**WHAT THIS EXERCISE ASKS:**
- 1) Return, word for word, the portion of the book review that begins at the words "But the balance" and ends after "like our own.".
- 2) Retype the entries without alteration, starting at their first line and stopping after the line that contains "cell-qmin: 1.8 xyxy=(115,254,233,284)", with both of those lines included.

* Start EXCERPTED PASSAGE *

It’s not that someone like Abel couldn’t exist—of course he could; we contain multitudes. Nevertheless, he sometimes feels a little too constructed, many of his characteristics carefully developed so the first-person narrative can give credible rise to the book’s magnificent descriptions of neighbourhoods and their histories, not just in Toronto but even in Kingston, Jamaica, where Abel is sent to find Staples, or so he’s told. A third-person approach might’ve worked a little better, a protagonist with more noirish flaws, and the pacing could’ve done with fewer cooking scenes as the plot escalates to its gritty climax.
But the balance of literary and genre elements is always a tricky one, with different writers and readers having different preferences and sensibilities. Cherry Beach is a largely captivating novel, the sentences by turns clipped and spare or expansive and stunning. And befitting of an author who’s spent so much time in journalism, Gillmor doesn’t pull any punches. The world he gives is an ugly one, much like our own.

* End EXCERPTED PASSAGE *
* Start PROVIDED INFORMATION *

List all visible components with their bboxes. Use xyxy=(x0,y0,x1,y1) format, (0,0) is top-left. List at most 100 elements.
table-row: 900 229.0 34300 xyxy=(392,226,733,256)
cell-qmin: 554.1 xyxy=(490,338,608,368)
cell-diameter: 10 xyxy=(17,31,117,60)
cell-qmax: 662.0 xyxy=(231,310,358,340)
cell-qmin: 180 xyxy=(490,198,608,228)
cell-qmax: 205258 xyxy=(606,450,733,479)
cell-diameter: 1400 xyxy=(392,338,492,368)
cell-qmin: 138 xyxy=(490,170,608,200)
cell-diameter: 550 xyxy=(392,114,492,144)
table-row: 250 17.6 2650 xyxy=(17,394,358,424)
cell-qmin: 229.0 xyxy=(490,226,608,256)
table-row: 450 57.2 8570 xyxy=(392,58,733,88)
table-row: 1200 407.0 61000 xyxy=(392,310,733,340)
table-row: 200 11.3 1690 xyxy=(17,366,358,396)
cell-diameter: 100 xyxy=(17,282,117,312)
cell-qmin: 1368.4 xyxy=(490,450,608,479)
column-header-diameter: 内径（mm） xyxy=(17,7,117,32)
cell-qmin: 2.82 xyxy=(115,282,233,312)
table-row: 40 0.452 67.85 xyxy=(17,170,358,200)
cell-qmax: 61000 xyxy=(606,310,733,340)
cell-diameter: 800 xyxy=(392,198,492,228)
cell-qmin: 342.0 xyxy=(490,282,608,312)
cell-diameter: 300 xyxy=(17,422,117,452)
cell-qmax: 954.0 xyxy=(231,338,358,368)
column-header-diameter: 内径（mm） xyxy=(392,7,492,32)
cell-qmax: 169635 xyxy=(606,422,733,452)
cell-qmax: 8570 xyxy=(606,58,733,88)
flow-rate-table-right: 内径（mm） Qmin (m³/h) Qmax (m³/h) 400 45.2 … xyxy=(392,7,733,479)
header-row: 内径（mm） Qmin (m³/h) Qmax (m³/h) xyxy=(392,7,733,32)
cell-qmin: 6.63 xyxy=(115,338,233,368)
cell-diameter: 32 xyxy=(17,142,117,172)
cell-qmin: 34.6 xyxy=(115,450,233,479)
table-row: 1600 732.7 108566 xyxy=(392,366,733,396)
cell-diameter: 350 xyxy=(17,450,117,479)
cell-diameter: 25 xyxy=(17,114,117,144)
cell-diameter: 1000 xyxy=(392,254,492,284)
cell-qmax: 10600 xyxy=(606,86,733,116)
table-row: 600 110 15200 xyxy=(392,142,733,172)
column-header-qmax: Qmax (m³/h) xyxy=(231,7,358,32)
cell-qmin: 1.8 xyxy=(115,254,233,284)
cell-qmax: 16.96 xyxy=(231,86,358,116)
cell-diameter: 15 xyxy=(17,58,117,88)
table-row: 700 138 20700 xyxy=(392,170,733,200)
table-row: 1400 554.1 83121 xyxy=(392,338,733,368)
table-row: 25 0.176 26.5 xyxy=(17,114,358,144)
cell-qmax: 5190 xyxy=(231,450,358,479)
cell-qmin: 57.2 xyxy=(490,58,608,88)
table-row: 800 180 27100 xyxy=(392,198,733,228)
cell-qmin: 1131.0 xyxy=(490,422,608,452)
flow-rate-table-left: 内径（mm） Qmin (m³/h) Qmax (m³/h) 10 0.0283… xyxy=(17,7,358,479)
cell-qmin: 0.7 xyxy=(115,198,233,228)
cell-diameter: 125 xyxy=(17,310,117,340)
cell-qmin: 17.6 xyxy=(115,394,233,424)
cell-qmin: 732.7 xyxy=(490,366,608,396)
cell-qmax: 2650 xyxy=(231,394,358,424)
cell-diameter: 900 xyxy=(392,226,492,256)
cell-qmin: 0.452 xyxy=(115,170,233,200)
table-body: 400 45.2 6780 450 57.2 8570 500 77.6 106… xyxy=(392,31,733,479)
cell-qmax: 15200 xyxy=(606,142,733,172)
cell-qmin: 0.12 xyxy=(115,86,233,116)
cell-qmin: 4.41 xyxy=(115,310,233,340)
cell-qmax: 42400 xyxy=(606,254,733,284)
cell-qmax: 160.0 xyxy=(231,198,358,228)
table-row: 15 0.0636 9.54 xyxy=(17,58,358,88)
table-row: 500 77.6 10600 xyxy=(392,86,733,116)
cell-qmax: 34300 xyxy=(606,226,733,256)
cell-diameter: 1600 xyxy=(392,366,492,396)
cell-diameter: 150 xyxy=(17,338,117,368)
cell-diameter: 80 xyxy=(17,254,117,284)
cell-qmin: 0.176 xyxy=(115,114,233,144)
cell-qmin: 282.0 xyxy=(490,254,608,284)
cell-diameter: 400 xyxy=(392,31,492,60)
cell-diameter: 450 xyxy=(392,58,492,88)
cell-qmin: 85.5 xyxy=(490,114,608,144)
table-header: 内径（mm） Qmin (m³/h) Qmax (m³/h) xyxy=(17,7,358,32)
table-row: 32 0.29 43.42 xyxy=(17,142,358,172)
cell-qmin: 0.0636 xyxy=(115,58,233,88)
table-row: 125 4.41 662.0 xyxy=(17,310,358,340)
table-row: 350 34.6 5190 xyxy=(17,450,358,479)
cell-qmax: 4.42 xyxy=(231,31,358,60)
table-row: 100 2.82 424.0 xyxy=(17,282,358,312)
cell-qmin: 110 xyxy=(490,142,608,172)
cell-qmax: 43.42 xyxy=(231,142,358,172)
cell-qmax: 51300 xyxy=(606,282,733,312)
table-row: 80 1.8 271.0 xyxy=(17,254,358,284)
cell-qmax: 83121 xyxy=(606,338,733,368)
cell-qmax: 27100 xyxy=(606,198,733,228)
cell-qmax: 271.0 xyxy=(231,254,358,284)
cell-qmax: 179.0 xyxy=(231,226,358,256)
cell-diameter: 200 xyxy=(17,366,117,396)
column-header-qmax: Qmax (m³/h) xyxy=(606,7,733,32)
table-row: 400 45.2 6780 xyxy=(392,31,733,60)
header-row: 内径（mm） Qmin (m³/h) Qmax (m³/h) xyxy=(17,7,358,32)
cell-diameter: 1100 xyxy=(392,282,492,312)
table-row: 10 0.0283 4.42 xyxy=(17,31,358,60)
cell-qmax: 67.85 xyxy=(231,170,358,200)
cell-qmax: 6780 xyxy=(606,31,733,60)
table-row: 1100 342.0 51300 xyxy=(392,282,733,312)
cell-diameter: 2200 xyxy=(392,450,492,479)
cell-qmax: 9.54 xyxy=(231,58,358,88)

* End PROVIDED INFORMATION *

**IN RESPONSE:**
- 1)
But the balance of literary and genre elements is always a tricky one, with different writers and readers having different preferences and sensibilities. Cherry Beach is a largely captivating novel, the sentences by turns clipped and spare or expansive and stunning. And befitting of an author who’s spent so much time in journalism, Gillmor doesn’t pull any punches. The world he gives is an ugly one, much like our own.

- 2)
List all visible components with their bboxes. Use xyxy=(x0,y0,x1,y1) format, (0,0) is top-left. List at most 100 elements.
table-row: 900 229.0 34300 xyxy=(392,226,733,256)
cell-qmin: 554.1 xyxy=(490,338,608,368)
cell-diameter: 10 xyxy=(17,31,117,60)
cell-qmax: 662.0 xyxy=(231,310,358,340)
cell-qmin: 180 xyxy=(490,198,608,228)
cell-qmax: 205258 xyxy=(606,450,733,479)
cell-diameter: 1400 xyxy=(392,338,492,368)
cell-qmin: 138 xyxy=(490,170,608,200)
cell-diameter: 550 xyxy=(392,114,492,144)
table-row: 250 17.6 2650 xyxy=(17,394,358,424)
cell-qmin: 229.0 xyxy=(490,226,608,256)
table-row: 450 57.2 8570 xyxy=(392,58,733,88)
table-row: 1200 407.0 61000 xyxy=(392,310,733,340)
table-row: 200 11.3 1690 xyxy=(17,366,358,396)
cell-diameter: 100 xyxy=(17,282,117,312)
cell-qmin: 1368.4 xyxy=(490,450,608,479)
column-header-diameter: 内径（mm） xyxy=(17,7,117,32)
cell-qmin: 2.82 xyxy=(115,282,233,312)
table-row: 40 0.452 67.85 xyxy=(17,170,358,200)
cell-qmax: 61000 xyxy=(606,310,733,340)
cell-diameter: 800 xyxy=(392,198,492,228)
cell-qmin: 342.0 xyxy=(490,282,608,312)
cell-diameter: 300 xyxy=(17,422,117,452)
cell-qmax: 954.0 xyxy=(231,338,358,368)
column-header-diameter: 内径（mm） xyxy=(392,7,492,32)
cell-qmax: 169635 xyxy=(606,422,733,452)
cell-qmax: 8570 xyxy=(606,58,733,88)
flow-rate-table-right: 内径（mm） Qmin (m³/h) Qmax (m³/h) 400 45.2 … xyxy=(392,7,733,479)
header-row: 内径（mm） Qmin (m³/h) Qmax (m³/h) xyxy=(392,7,733,32)
cell-qmin: 6.63 xyxy=(115,338,233,368)
cell-diameter: 32 xyxy=(17,142,117,172)
cell-qmin: 34.6 xyxy=(115,450,233,479)
table-row: 1600 732.7 108566 xyxy=(392,366,733,396)
cell-diameter: 350 xyxy=(17,450,117,479)
cell-diameter: 25 xyxy=(17,114,117,144)
cell-diameter: 1000 xyxy=(392,254,492,284)
cell-qmax: 10600 xyxy=(606,86,733,116)
table-row: 600 110 15200 xyxy=(392,142,733,172)
column-header-qmax: Qmax (m³/h) xyxy=(231,7,358,32)
cell-qmin: 1.8 xyxy=(115,254,233,284)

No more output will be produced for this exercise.